Problem to work on:
Quote each record exactly, please, leaving none out.

··· Provided information ···

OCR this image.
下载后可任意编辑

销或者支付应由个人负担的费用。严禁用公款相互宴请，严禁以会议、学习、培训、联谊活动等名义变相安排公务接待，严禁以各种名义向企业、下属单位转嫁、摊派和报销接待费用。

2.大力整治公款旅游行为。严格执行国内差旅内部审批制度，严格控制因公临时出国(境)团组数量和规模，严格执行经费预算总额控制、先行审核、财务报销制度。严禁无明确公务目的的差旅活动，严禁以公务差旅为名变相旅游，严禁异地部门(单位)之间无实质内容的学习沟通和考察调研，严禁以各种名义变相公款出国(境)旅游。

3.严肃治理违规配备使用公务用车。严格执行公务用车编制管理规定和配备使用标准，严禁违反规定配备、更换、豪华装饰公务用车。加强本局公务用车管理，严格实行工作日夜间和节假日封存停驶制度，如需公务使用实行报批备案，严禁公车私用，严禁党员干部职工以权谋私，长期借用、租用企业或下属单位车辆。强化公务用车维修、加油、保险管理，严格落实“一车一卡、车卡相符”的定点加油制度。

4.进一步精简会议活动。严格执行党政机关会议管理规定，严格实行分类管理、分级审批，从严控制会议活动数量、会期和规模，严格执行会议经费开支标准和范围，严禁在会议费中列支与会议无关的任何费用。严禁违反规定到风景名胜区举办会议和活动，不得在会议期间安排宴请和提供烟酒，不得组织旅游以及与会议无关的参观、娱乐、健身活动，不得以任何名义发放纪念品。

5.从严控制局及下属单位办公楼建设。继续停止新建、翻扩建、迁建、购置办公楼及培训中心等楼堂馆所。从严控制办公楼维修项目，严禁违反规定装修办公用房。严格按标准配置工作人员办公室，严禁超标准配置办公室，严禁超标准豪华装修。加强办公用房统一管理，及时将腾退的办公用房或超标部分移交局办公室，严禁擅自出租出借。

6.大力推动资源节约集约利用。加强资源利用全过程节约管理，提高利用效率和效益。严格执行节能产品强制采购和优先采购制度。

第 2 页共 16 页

···

Output for this task:
OCR this image.
下载后可任意编辑

销或者支付应由个人负担的费用。严禁用公款相互宴请，严禁以会议、学习、培训、联谊活动等名义变相安排公务接待，严禁以各种名义向企业、下属单位转嫁、摊派和报销接待费用。

2.大力整治公款旅游行为。严格执行国内差旅内部审批制度，严格控制因公临时出国(境)团组数量和规模，严格执行经费预算总额控制、先行审核、财务报销制度。严禁无明确公务目的的差旅活动，严禁以公务差旅为名变相旅游，严禁异地部门(单位)之间无实质内容的学习沟通和考察调研，严禁以各种名义变相公款出国(境)旅游。

3.严肃治理违规配备使用公务用车。严格执行公务用车编制管理规定和配备使用标准，严禁违反规定配备、更换、豪华装饰公务用车。加强本局公务用车管理，严格实行工作日夜间和节假日封存停驶制度，如需公务使用实行报批备案，严禁公车私用，严禁党员干部职工以权谋私，长期借用、租用企业或下属单位车辆。强化公务用车维修、加油、保险管理，严格落实“一车一卡、车卡相符”的定点加油制度。

4.进一步精简会议活动。严格执行党政机关会议管理规定，严格实行分类管理、分级审批，从严控制会议活动数量、会期和规模，严格执行会议经费开支标准和范围，严禁在会议费中列支与会议无关的任何费用。严禁违反规定到风景名胜区举办会议和活动，不得在会议期间安排宴请和提供烟酒，不得组织旅游以及与会议无关的参观、娱乐、健身活动，不得以任何名义发放纪念品。

5.从严控制局及下属单位办公楼建设。继续停止新建、翻扩建、迁建、购置办公楼及培训中心等楼堂馆所。从严控制办公楼维修项目，严禁违反规定装修办公用房。严格按标准配置工作人员办公室，严禁超标准配置办公室，严禁超标准豪华装修。加强办公用房统一管理，及时将腾退的办公用房或超标部分移交局办公室，严禁擅自出租出借。

6.大力推动资源节约集约利用。加强资源利用全过程节约管理，提高利用效率和效益。严格执行节能产品强制采购和优先采购制度。

第 2 页共 16 页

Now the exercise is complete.